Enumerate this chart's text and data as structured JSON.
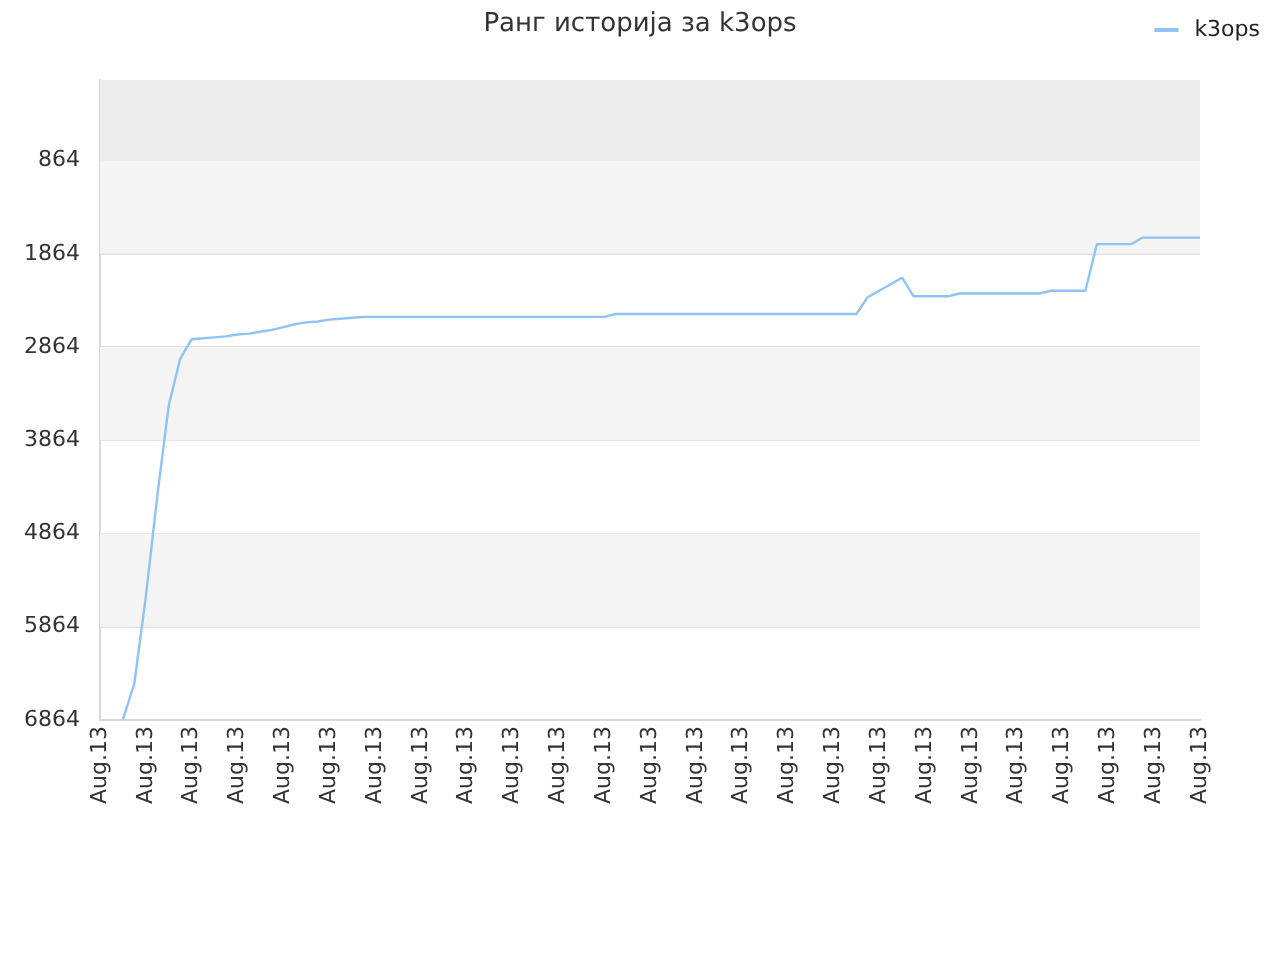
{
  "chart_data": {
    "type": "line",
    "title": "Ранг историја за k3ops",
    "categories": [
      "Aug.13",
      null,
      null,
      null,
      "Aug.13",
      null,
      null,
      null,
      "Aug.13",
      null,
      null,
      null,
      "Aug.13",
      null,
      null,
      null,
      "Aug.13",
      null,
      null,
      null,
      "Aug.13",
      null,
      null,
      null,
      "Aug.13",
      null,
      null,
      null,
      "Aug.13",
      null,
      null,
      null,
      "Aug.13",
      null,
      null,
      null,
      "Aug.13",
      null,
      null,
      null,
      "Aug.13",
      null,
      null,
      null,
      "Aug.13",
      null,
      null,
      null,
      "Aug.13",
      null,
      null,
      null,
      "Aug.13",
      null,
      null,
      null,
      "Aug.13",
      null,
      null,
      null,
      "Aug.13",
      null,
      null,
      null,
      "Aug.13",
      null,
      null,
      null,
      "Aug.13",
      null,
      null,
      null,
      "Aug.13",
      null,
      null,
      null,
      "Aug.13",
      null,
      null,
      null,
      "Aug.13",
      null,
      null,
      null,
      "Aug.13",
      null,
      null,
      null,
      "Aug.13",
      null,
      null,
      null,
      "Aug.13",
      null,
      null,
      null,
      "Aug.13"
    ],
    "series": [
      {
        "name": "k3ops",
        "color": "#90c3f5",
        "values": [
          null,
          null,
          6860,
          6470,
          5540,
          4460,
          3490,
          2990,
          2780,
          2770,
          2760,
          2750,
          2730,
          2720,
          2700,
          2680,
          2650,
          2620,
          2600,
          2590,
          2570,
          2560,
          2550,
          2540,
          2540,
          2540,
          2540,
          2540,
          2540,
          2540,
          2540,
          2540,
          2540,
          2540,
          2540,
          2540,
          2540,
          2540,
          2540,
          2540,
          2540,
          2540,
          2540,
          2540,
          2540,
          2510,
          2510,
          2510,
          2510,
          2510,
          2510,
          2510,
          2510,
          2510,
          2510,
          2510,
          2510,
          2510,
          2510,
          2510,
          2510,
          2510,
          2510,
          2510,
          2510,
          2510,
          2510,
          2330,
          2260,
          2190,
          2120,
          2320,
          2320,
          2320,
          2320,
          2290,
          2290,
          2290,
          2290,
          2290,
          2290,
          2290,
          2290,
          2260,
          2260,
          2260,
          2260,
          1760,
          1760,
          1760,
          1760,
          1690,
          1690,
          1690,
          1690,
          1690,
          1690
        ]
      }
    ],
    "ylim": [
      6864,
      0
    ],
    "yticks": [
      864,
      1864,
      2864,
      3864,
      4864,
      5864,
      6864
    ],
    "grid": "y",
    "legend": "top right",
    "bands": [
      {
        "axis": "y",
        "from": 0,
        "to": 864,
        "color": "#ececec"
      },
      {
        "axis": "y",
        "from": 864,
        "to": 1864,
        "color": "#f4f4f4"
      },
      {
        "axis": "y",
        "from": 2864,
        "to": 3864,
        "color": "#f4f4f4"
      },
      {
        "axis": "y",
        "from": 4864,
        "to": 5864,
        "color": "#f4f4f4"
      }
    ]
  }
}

———

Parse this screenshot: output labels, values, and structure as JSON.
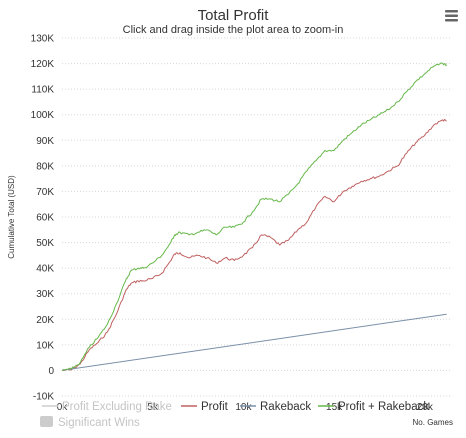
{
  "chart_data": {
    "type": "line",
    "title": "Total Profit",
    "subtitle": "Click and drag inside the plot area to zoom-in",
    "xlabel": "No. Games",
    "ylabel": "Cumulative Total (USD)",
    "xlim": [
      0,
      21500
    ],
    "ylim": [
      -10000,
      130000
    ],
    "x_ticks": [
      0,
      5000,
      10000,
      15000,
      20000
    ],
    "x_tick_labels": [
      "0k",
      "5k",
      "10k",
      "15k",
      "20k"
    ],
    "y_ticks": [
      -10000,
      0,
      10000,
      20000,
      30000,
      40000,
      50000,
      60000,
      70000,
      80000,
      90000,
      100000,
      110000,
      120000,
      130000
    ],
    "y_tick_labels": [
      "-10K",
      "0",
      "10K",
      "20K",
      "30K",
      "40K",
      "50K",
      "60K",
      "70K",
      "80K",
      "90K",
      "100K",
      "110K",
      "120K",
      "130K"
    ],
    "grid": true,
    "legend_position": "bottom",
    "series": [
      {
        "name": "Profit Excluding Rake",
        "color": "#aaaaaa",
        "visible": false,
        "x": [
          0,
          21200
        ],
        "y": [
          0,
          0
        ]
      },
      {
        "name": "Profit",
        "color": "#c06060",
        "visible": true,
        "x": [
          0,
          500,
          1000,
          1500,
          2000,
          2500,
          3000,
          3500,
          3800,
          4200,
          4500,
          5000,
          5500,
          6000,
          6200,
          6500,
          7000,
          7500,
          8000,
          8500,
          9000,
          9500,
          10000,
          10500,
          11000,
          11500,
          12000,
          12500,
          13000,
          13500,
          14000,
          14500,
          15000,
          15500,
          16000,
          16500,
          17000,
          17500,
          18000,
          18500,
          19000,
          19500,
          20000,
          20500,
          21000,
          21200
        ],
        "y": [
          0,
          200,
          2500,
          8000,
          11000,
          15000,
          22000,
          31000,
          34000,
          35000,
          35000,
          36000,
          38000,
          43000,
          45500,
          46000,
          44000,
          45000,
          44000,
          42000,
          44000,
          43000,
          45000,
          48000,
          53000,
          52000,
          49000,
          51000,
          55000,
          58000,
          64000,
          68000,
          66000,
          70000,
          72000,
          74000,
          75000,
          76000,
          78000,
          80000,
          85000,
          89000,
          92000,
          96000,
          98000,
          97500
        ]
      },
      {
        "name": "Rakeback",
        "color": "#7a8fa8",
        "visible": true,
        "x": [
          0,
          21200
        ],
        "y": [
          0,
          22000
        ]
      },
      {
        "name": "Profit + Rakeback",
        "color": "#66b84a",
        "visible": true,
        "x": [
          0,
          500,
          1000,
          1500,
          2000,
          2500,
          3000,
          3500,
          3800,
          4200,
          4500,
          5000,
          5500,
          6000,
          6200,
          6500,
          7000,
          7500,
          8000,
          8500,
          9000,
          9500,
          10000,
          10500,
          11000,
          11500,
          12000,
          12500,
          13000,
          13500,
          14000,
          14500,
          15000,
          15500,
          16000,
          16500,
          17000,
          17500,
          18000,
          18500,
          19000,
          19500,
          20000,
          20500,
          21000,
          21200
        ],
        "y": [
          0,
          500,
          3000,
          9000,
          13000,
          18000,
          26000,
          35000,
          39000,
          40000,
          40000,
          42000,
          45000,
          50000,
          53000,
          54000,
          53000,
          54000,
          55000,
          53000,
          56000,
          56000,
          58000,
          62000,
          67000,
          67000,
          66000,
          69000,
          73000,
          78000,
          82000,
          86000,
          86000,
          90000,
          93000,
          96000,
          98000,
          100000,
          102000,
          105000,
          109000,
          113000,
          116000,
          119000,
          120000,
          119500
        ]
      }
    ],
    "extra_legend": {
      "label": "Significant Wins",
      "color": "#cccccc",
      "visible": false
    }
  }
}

———

Look through the entries above. Extract each line with the word "this".

▶ Final answer
Enumerate this chart's text and data as structured JSON.
Parse this screenshot: output labels, values, and structure as JSON.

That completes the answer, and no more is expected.